### [What the task requires]
Below is a block of records; return all of them exactly, but without the images.

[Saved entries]
================================

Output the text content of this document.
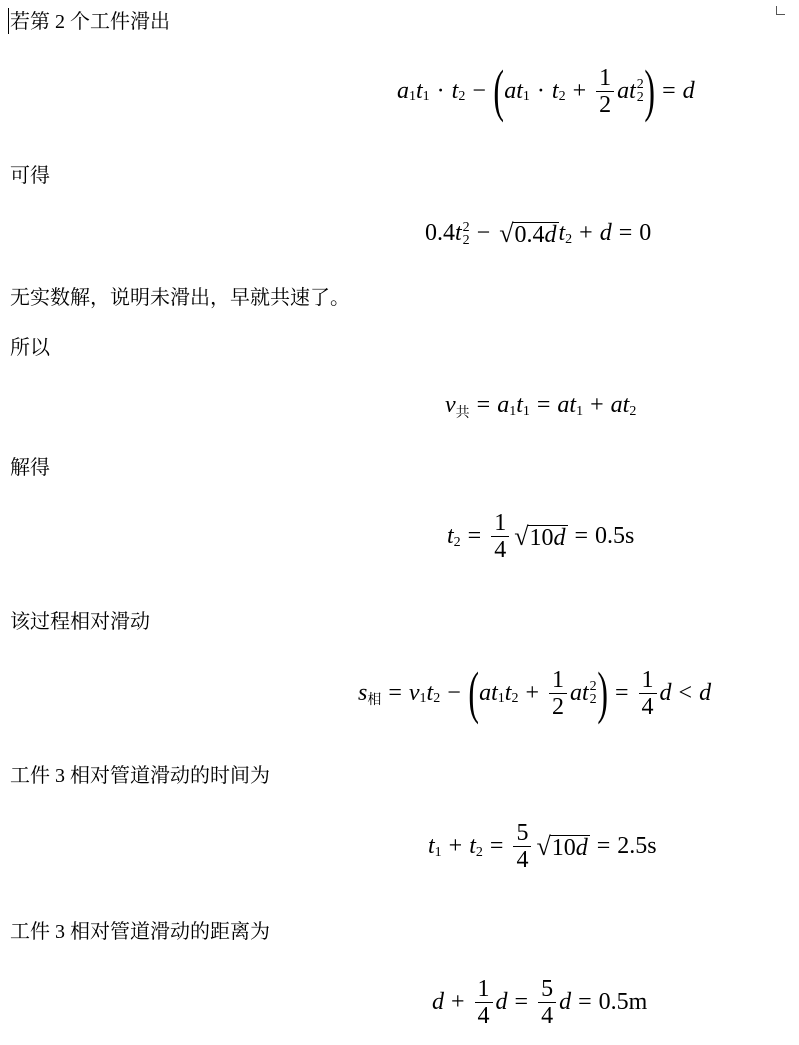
若第 2 个工件滑出

a 1 t 1 · t 2 − ( a t 1 · t $2 + \frac{1}{2}$ a t 2
2 ) = d

可得

0.4 t 2
2 − √ 0.4d t 2 + d = 0

无实数解，说明未滑出，早就共速了。

所以

v 共 = a 1 t 1 = a t 1 + a t 2

解得

t $2 = \frac{1}{4}$ √ 10d = 0.5s

该过程相对滑动

s 相 = v 1 t 2 − ( a t 1 t $2 + \frac{1}{2}$ a t 2
2 ) = $\frac{1}{4}$ d < d

工件 3 相对管道滑动的时间为

t 1 + t $2 = \frac{5}{4}$ √ 10d = 2.5s

工件 3 相对管道滑动的距离为

$d + \frac{1}{4}$ $d = \frac{5}{4}$ d = 0.5m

================================

### [Full output]
Output the text content of this document.
若第 2 个工件滑出

a 1 t 1 · t 2 − ( a t 1 · t $2 + \frac{1}{2}$ a t 2
2 ) = d

可得

0.4 t 2
2 − √ 0.4d t 2 + d = 0

无实数解，说明未滑出，早就共速了。

所以

v 共 = a 1 t 1 = a t 1 + a t 2

解得

t $2 = \frac{1}{4}$ √ 10d = 0.5s

该过程相对滑动

s 相 = v 1 t 2 − ( a t 1 t $2 + \frac{1}{2}$ a t 2
2 ) = $\frac{1}{4}$ d < d

工件 3 相对管道滑动的时间为

t 1 + t $2 = \frac{5}{4}$ √ 10d = 2.5s

工件 3 相对管道滑动的距离为

$d + \frac{1}{4}$ $d = \frac{5}{4}$ d = 0.5m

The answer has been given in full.